> _What the exercise asks_: Each entry below is to be written out exactly, and the pictures are to be left out.
>>>>
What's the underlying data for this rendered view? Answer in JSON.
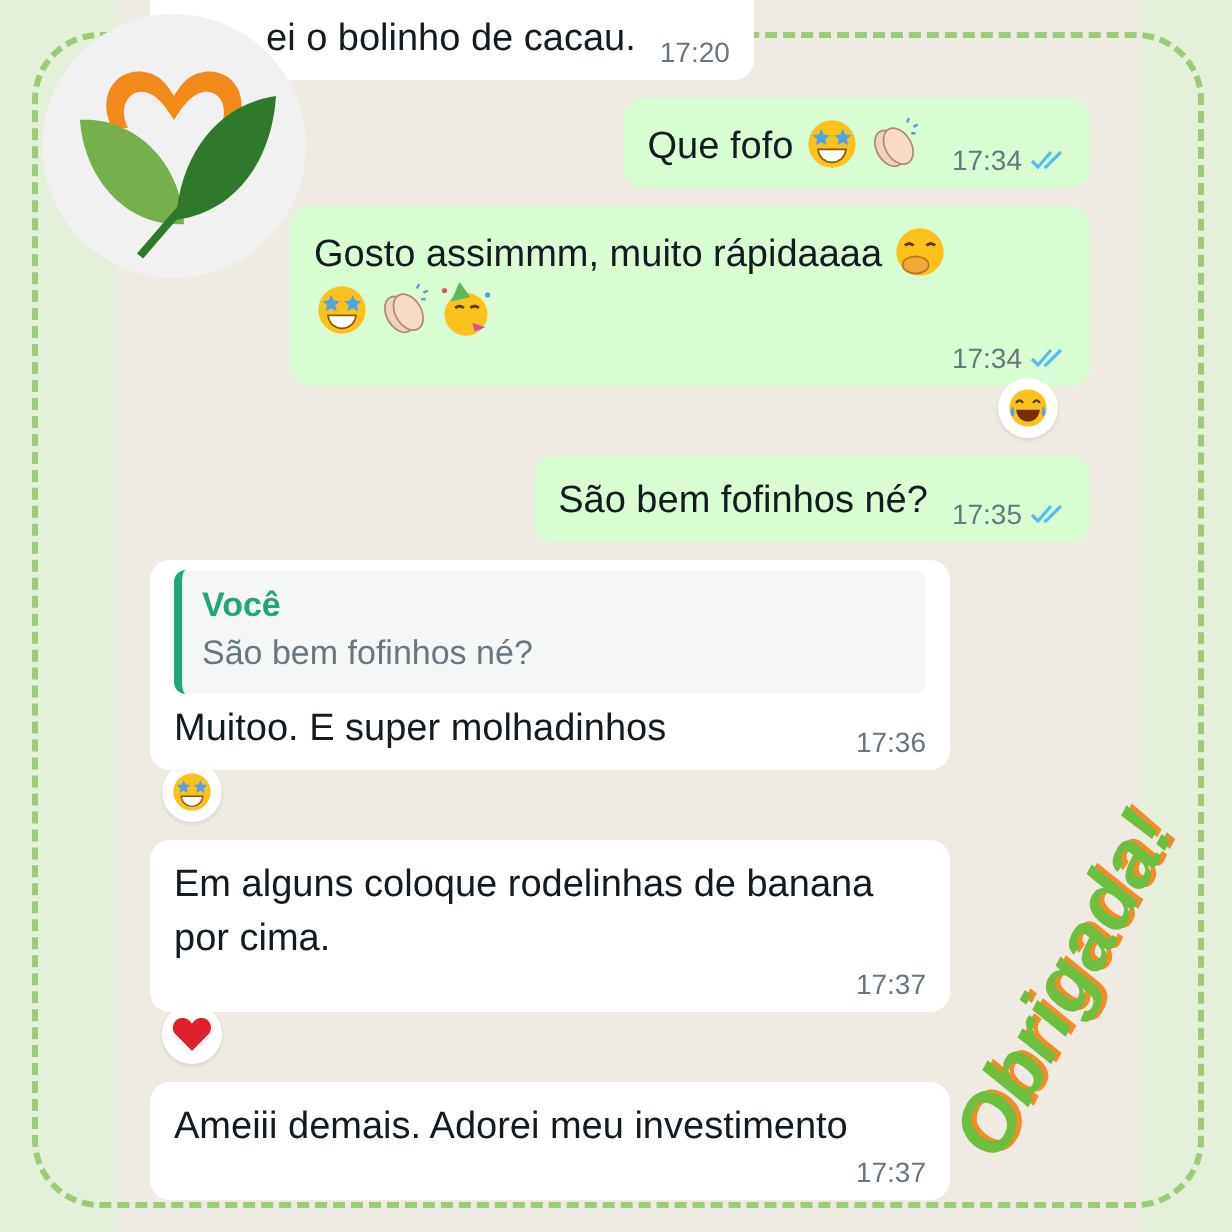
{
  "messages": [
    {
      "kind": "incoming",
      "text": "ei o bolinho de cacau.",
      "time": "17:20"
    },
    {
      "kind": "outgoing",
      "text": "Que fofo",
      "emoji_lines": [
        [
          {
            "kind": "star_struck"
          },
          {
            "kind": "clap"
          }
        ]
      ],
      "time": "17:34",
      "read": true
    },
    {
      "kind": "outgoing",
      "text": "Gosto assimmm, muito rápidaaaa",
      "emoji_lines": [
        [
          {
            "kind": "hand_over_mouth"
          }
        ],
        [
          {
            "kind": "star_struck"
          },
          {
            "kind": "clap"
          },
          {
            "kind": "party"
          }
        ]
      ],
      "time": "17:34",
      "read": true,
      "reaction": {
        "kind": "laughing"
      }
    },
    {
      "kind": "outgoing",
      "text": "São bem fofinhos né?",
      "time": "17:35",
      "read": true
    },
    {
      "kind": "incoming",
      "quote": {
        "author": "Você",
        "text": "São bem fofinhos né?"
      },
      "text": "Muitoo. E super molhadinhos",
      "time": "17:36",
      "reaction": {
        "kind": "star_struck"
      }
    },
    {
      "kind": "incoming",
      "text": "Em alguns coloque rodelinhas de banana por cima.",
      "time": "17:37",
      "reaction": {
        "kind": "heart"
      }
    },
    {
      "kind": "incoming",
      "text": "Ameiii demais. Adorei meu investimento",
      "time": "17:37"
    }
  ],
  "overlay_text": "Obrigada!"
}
<<<<
> _Answer for this exercise_:
What's the underlying data for this rendered view? Answer in JSON.
{
  "messages": [
    {
      "kind": "incoming",
      "text": "ei o bolinho de cacau.",
      "time": "17:20"
    },
    {
      "kind": "outgoing",
      "text": "Que fofo",
      "emoji_lines": [
        [
          {
            "kind": "star_struck"
          },
          {
            "kind": "clap"
          }
        ]
      ],
      "time": "17:34",
      "read": true
    },
    {
      "kind": "outgoing",
      "text": "Gosto assimmm, muito rápidaaaa",
      "emoji_lines": [
        [
          {
            "kind": "hand_over_mouth"
          }
        ],
        [
          {
            "kind": "star_struck"
          },
          {
            "kind": "clap"
          },
          {
            "kind": "party"
          }
        ]
      ],
      "time": "17:34",
      "read": true,
      "reaction": {
        "kind": "laughing"
      }
    },
    {
      "kind": "outgoing",
      "text": "São bem fofinhos né?",
      "time": "17:35",
      "read": true
    },
    {
      "kind": "incoming",
      "quote": {
        "author": "Você",
        "text": "São bem fofinhos né?"
      },
      "text": "Muitoo. E super molhadinhos",
      "time": "17:36",
      "reaction": {
        "kind": "star_struck"
      }
    },
    {
      "kind": "incoming",
      "text": "Em alguns coloque rodelinhas de banana por cima.",
      "time": "17:37",
      "reaction": {
        "kind": "heart"
      }
    },
    {
      "kind": "incoming",
      "text": "Ameiii demais. Adorei meu investimento",
      "time": "17:37"
    }
  ],
  "overlay_text": "Obrigada!"
}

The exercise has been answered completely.